* [Records contained in a dataset]
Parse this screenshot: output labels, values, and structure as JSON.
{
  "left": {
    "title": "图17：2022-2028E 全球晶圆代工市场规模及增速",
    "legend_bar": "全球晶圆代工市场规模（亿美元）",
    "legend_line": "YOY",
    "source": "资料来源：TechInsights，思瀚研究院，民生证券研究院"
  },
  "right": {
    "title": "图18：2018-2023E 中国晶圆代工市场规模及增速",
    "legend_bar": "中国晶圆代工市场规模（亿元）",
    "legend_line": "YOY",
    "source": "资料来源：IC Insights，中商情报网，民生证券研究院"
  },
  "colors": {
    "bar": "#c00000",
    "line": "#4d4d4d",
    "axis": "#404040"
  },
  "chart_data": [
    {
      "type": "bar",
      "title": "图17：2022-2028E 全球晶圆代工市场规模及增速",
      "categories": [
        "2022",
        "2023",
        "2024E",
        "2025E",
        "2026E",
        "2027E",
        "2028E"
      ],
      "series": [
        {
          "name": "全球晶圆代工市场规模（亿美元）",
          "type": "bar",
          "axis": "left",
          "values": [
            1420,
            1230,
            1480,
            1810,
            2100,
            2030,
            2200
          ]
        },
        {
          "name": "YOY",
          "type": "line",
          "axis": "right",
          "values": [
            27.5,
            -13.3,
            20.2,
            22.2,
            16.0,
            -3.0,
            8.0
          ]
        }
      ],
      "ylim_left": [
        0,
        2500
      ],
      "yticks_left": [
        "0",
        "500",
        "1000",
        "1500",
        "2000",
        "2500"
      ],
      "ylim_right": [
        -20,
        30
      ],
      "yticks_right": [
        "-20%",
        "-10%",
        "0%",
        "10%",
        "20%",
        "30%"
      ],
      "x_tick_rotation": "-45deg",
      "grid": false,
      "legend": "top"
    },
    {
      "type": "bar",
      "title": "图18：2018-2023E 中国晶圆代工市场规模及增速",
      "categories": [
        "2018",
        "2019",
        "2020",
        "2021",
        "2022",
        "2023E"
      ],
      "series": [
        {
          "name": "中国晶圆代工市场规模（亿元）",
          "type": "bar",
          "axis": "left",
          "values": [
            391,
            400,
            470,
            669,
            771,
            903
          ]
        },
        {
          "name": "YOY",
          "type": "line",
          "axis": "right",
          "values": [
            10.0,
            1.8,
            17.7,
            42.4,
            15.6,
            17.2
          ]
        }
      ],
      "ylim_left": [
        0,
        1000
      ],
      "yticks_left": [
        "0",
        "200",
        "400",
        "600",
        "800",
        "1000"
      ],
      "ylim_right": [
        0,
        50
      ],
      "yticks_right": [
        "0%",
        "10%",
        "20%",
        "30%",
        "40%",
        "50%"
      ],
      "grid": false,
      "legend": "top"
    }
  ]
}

* [STATED GOAL]
Exactly how many lines contain "source"? State the number and nothing else.

* [FINISHED ANSWER]
2